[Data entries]
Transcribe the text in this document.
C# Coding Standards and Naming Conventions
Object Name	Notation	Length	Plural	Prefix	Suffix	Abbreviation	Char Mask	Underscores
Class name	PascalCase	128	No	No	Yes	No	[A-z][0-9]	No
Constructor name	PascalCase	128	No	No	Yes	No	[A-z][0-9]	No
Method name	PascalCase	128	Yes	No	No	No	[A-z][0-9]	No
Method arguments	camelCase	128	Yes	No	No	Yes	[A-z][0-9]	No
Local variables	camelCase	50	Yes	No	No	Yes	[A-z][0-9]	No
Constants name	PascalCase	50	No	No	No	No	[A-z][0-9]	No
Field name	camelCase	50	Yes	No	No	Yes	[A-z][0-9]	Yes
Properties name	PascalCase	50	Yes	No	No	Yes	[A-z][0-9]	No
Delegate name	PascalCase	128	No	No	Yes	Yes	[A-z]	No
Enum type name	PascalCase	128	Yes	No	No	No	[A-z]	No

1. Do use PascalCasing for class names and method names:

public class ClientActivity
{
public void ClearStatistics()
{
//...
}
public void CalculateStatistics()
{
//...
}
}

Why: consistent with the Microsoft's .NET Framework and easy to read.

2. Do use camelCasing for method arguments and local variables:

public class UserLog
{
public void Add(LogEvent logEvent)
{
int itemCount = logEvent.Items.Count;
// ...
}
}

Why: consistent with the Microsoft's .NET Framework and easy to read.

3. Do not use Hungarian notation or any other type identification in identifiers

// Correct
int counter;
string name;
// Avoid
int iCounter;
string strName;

REQUIRED TASK: Each line in the listing above that contains "camelCase" should be copied.

ANSWER IN FULL:
Method arguments	camelCase	128	Yes	No	No	Yes	[A-z][0-9]	No
Local variables	camelCase	50	Yes	No	No	Yes	[A-z][0-9]	No
Field name	camelCase	50	Yes	No	No	Yes	[A-z][0-9]	Yes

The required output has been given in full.